(Figure collection entries)
□ □ □ □ □ □ □
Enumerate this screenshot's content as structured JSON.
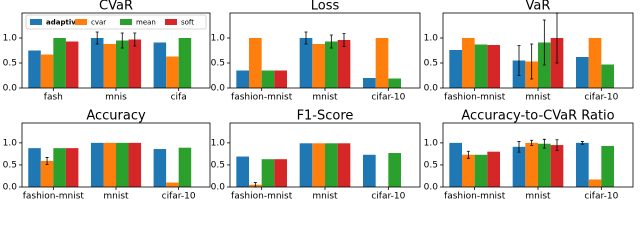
{
  "chart_data": [
    {
      "type": "bar",
      "title": "CVaR",
      "categories": [
        "fash",
        "mnis",
        "cifa"
      ],
      "legend": "upper center",
      "series": [
        {
          "name": "adaptive",
          "color": "#1f77b4",
          "values": [
            0.75,
            1.0,
            0.91
          ],
          "errors": [
            null,
            0.12,
            null
          ]
        },
        {
          "name": "cvar",
          "color": "#ff7f0e",
          "values": [
            0.67,
            0.88,
            0.63
          ],
          "errors": [
            null,
            null,
            null
          ]
        },
        {
          "name": "mean",
          "color": "#2ca02c",
          "values": [
            1.0,
            0.95,
            1.0
          ],
          "errors": [
            null,
            0.15,
            null
          ]
        },
        {
          "name": "soft",
          "color": "#d62728",
          "values": [
            0.93,
            0.97,
            null
          ],
          "errors": [
            null,
            0.13,
            null
          ]
        }
      ],
      "ylim": [
        0,
        1.5
      ],
      "yticks": [
        {
          "value": 0,
          "label": "0.0"
        },
        {
          "value": 0.5,
          "label": "0.5"
        },
        {
          "value": 1,
          "label": "1.0"
        }
      ]
    },
    {
      "type": "bar",
      "title": "Loss",
      "categories": [
        "fashion-mnist",
        "mnist",
        "cifar-10"
      ],
      "series": [
        {
          "color": "#1f77b4",
          "values": [
            0.35,
            1.0,
            0.2
          ],
          "errors": [
            null,
            0.12,
            null
          ]
        },
        {
          "color": "#ff7f0e",
          "values": [
            1.0,
            0.88,
            1.0
          ],
          "errors": [
            null,
            null,
            null
          ]
        },
        {
          "color": "#2ca02c",
          "values": [
            0.35,
            0.93,
            0.19
          ],
          "errors": [
            null,
            0.13,
            null
          ]
        },
        {
          "color": "#d62728",
          "values": [
            0.35,
            0.96,
            null
          ],
          "errors": [
            null,
            0.13,
            null
          ]
        }
      ],
      "ylim": [
        0,
        1.5
      ],
      "yticks": [
        {
          "value": 0,
          "label": "0.0"
        },
        {
          "value": 0.5,
          "label": "0.5"
        },
        {
          "value": 1,
          "label": "1.0"
        }
      ]
    },
    {
      "type": "bar",
      "title": "VaR",
      "categories": [
        "fashion-mnist",
        "mnist",
        "cifar-10"
      ],
      "series": [
        {
          "color": "#1f77b4",
          "values": [
            0.76,
            0.55,
            0.62
          ],
          "errors": [
            null,
            0.3,
            null
          ]
        },
        {
          "color": "#ff7f0e",
          "values": [
            1.0,
            0.53,
            1.0
          ],
          "errors": [
            null,
            0.35,
            null
          ]
        },
        {
          "color": "#2ca02c",
          "values": [
            0.87,
            0.91,
            0.47
          ],
          "errors": [
            null,
            0.45,
            null
          ]
        },
        {
          "color": "#d62728",
          "values": [
            0.86,
            1.0,
            null
          ],
          "errors": [
            null,
            0.5,
            null
          ]
        }
      ],
      "ylim": [
        0,
        1.5
      ],
      "yticks": [
        {
          "value": 0,
          "label": "0.0"
        },
        {
          "value": 0.5,
          "label": "0.5"
        },
        {
          "value": 1,
          "label": "1.0"
        }
      ]
    },
    {
      "type": "bar",
      "title": "Accuracy",
      "categories": [
        "fashion-mnist",
        "mnist",
        "cifar-10"
      ],
      "series": [
        {
          "color": "#1f77b4",
          "values": [
            0.88,
            1.0,
            0.86
          ],
          "errors": [
            null,
            null,
            null
          ]
        },
        {
          "color": "#ff7f0e",
          "values": [
            0.59,
            1.0,
            0.1
          ],
          "errors": [
            0.08,
            null,
            null
          ]
        },
        {
          "color": "#2ca02c",
          "values": [
            0.88,
            1.0,
            0.89
          ],
          "errors": [
            null,
            null,
            null
          ]
        },
        {
          "color": "#d62728",
          "values": [
            0.88,
            1.0,
            null
          ],
          "errors": [
            null,
            null,
            null
          ]
        }
      ],
      "ylim": [
        0,
        1.45
      ],
      "yticks": [
        {
          "value": 0,
          "label": "0.0"
        },
        {
          "value": 0.5,
          "label": "0.5"
        },
        {
          "value": 1,
          "label": "1.0"
        }
      ]
    },
    {
      "type": "bar",
      "title": "F1-Score",
      "categories": [
        "fashion-mnist",
        "mnist",
        "cifar-10"
      ],
      "series": [
        {
          "color": "#1f77b4",
          "values": [
            0.69,
            0.99,
            0.73
          ],
          "errors": [
            null,
            null,
            null
          ]
        },
        {
          "color": "#ff7f0e",
          "values": [
            0.05,
            0.99,
            null
          ],
          "errors": [
            0.05,
            null,
            null
          ]
        },
        {
          "color": "#2ca02c",
          "values": [
            0.63,
            0.99,
            0.77
          ],
          "errors": [
            null,
            null,
            null
          ]
        },
        {
          "color": "#d62728",
          "values": [
            0.63,
            0.99,
            null
          ],
          "errors": [
            null,
            null,
            null
          ]
        }
      ],
      "ylim": [
        0,
        1.45
      ],
      "yticks": [
        {
          "value": 0,
          "label": "0.0"
        },
        {
          "value": 0.5,
          "label": "0.5"
        },
        {
          "value": 1,
          "label": "1.0"
        }
      ]
    },
    {
      "type": "bar",
      "title": "Accuracy-to-CVaR Ratio",
      "categories": [
        "fashion-mnist",
        "mnist",
        "cifar-10"
      ],
      "series": [
        {
          "color": "#1f77b4",
          "values": [
            1.0,
            0.91,
            1.0
          ],
          "errors": [
            null,
            0.12,
            0.03
          ]
        },
        {
          "color": "#ff7f0e",
          "values": [
            0.73,
            1.0,
            0.17
          ],
          "errors": [
            0.08,
            0.06,
            null
          ]
        },
        {
          "color": "#2ca02c",
          "values": [
            0.73,
            0.98,
            0.93
          ],
          "errors": [
            null,
            0.1,
            null
          ]
        },
        {
          "color": "#d62728",
          "values": [
            0.8,
            0.95,
            null
          ],
          "errors": [
            null,
            0.12,
            null
          ]
        }
      ],
      "ylim": [
        0,
        1.45
      ],
      "yticks": [
        {
          "value": 0,
          "label": "0.0"
        },
        {
          "value": 0.5,
          "label": "0.5"
        },
        {
          "value": 1,
          "label": "1.0"
        }
      ]
    }
  ]
}
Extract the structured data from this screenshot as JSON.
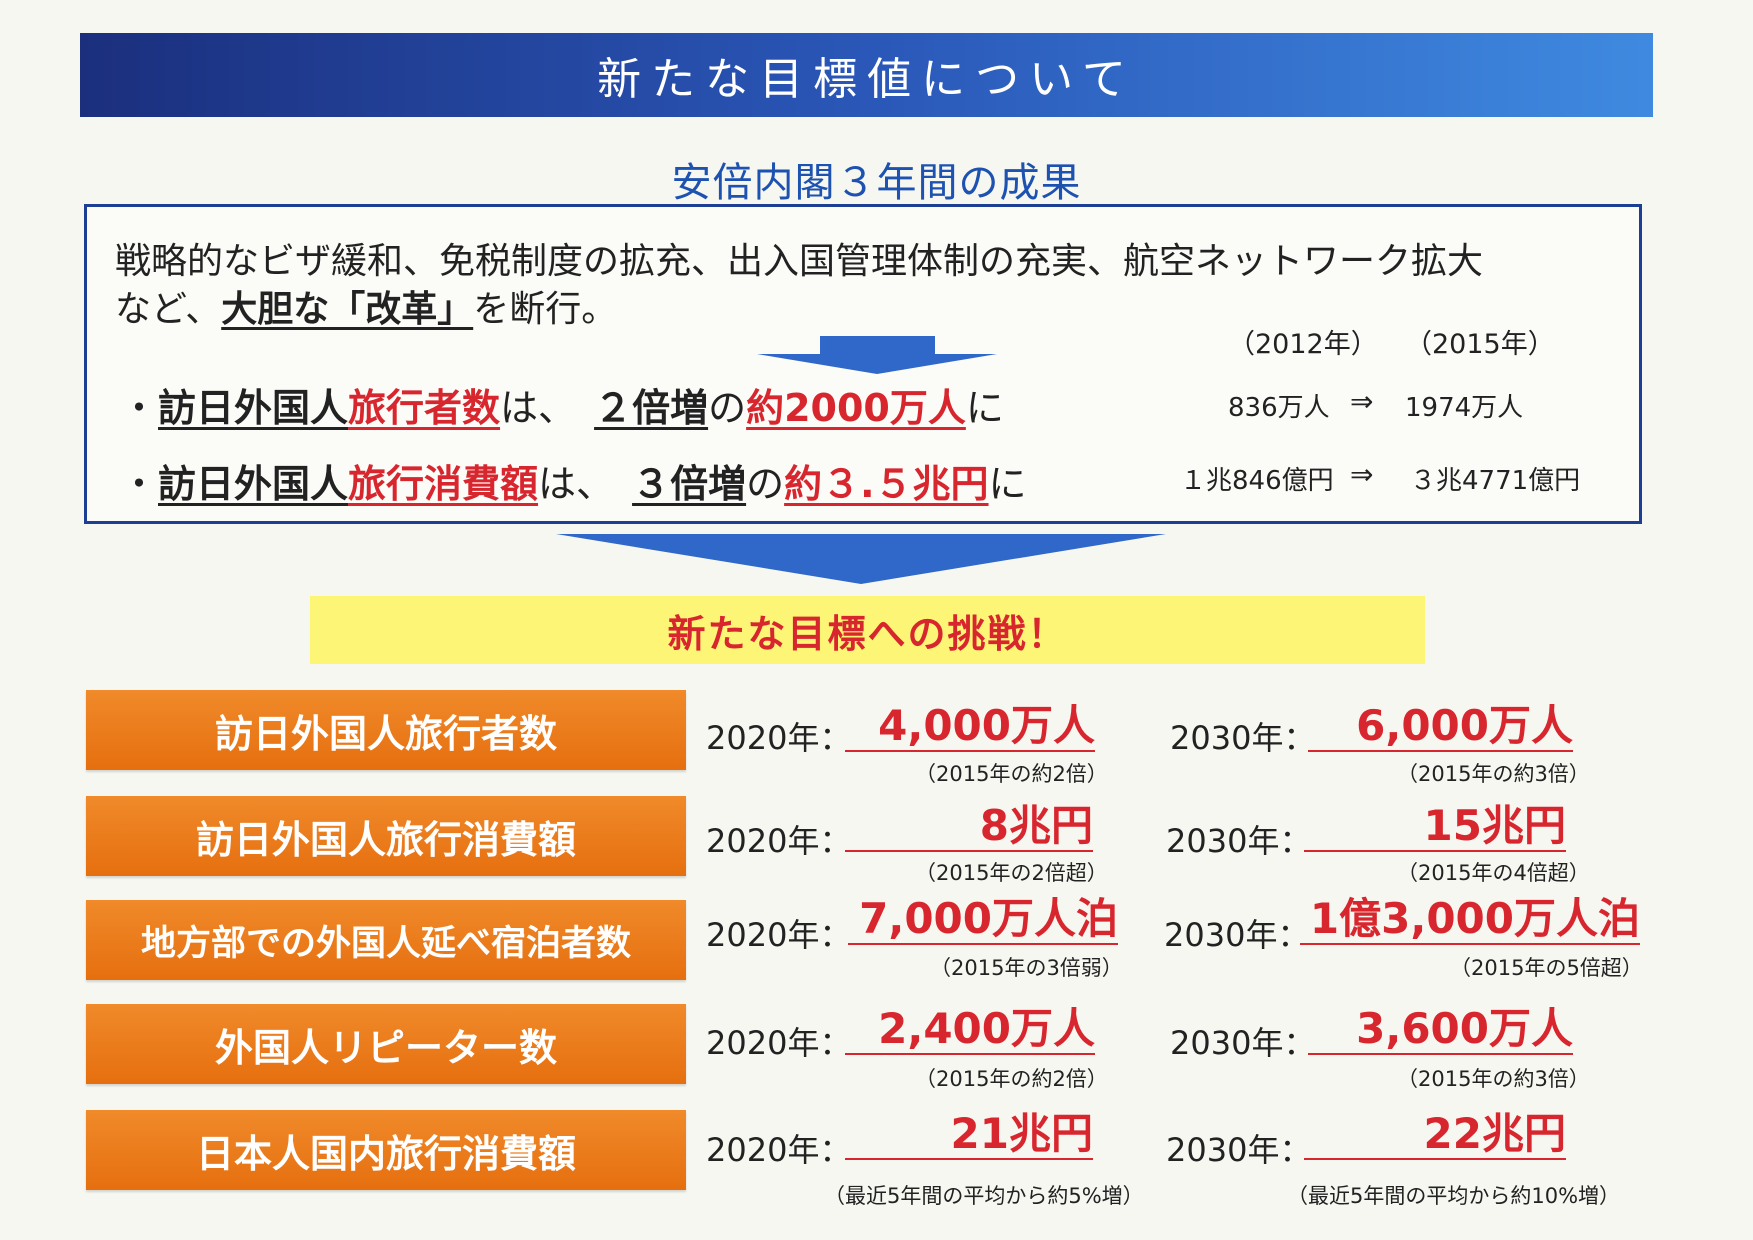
□ □ □ □ □ □ □
Note each line of the entries that has "title" in it, and copy those lines.

**THE RESULT:**
      "title": "CVaR",
      "title": "Loss",
      "title": "VaR",
      "title": "Accuracy",
      "title": "F1-Score",
      "title": "Accuracy-to-CVaR Ratio",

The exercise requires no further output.